• _Data for processing_:
<<<<
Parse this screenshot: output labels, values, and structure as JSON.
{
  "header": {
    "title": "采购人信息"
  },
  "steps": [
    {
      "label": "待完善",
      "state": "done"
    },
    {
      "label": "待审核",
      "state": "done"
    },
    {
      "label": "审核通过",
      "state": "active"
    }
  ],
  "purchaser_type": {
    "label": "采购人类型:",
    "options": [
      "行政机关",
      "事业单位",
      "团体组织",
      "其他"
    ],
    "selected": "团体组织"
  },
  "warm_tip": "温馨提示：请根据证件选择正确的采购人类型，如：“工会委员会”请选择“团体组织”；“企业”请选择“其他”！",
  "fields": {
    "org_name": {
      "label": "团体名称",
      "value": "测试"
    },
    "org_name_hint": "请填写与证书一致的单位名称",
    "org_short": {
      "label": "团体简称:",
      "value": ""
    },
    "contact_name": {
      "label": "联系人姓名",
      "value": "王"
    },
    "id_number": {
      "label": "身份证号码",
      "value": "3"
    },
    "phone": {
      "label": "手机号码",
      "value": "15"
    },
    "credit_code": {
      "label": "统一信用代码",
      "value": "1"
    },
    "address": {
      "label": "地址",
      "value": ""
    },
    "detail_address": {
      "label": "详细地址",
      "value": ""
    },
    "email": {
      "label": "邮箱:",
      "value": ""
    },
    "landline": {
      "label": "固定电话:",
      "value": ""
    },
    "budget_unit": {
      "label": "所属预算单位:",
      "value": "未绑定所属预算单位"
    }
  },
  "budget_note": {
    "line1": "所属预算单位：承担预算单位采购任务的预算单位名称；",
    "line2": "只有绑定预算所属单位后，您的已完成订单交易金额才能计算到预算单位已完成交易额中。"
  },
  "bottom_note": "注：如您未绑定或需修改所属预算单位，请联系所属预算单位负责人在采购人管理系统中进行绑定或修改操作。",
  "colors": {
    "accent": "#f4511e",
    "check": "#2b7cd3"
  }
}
>>>>
• _The problem_: Extract the full listing above without alteration.

• _Result_:
Parse this screenshot: output labels, values, and structure as JSON.
{
  "header": {
    "title": "采购人信息"
  },
  "steps": [
    {
      "label": "待完善",
      "state": "done"
    },
    {
      "label": "待审核",
      "state": "done"
    },
    {
      "label": "审核通过",
      "state": "active"
    }
  ],
  "purchaser_type": {
    "label": "采购人类型:",
    "options": [
      "行政机关",
      "事业单位",
      "团体组织",
      "其他"
    ],
    "selected": "团体组织"
  },
  "warm_tip": "温馨提示：请根据证件选择正确的采购人类型，如：“工会委员会”请选择“团体组织”；“企业”请选择“其他”！",
  "fields": {
    "org_name": {
      "label": "团体名称",
      "value": "测试"
    },
    "org_name_hint": "请填写与证书一致的单位名称",
    "org_short": {
      "label": "团体简称:",
      "value": ""
    },
    "contact_name": {
      "label": "联系人姓名",
      "value": "王"
    },
    "id_number": {
      "label": "身份证号码",
      "value": "3"
    },
    "phone": {
      "label": "手机号码",
      "value": "15"
    },
    "credit_code": {
      "label": "统一信用代码",
      "value": "1"
    },
    "address": {
      "label": "地址",
      "value": ""
    },
    "detail_address": {
      "label": "详细地址",
      "value": ""
    },
    "email": {
      "label": "邮箱:",
      "value": ""
    },
    "landline": {
      "label": "固定电话:",
      "value": ""
    },
    "budget_unit": {
      "label": "所属预算单位:",
      "value": "未绑定所属预算单位"
    }
  },
  "budget_note": {
    "line1": "所属预算单位：承担预算单位采购任务的预算单位名称；",
    "line2": "只有绑定预算所属单位后，您的已完成订单交易金额才能计算到预算单位已完成交易额中。"
  },
  "bottom_note": "注：如您未绑定或需修改所属预算单位，请联系所属预算单位负责人在采购人管理系统中进行绑定或修改操作。",
  "colors": {
    "accent": "#f4511e",
    "check": "#2b7cd3"
  }
}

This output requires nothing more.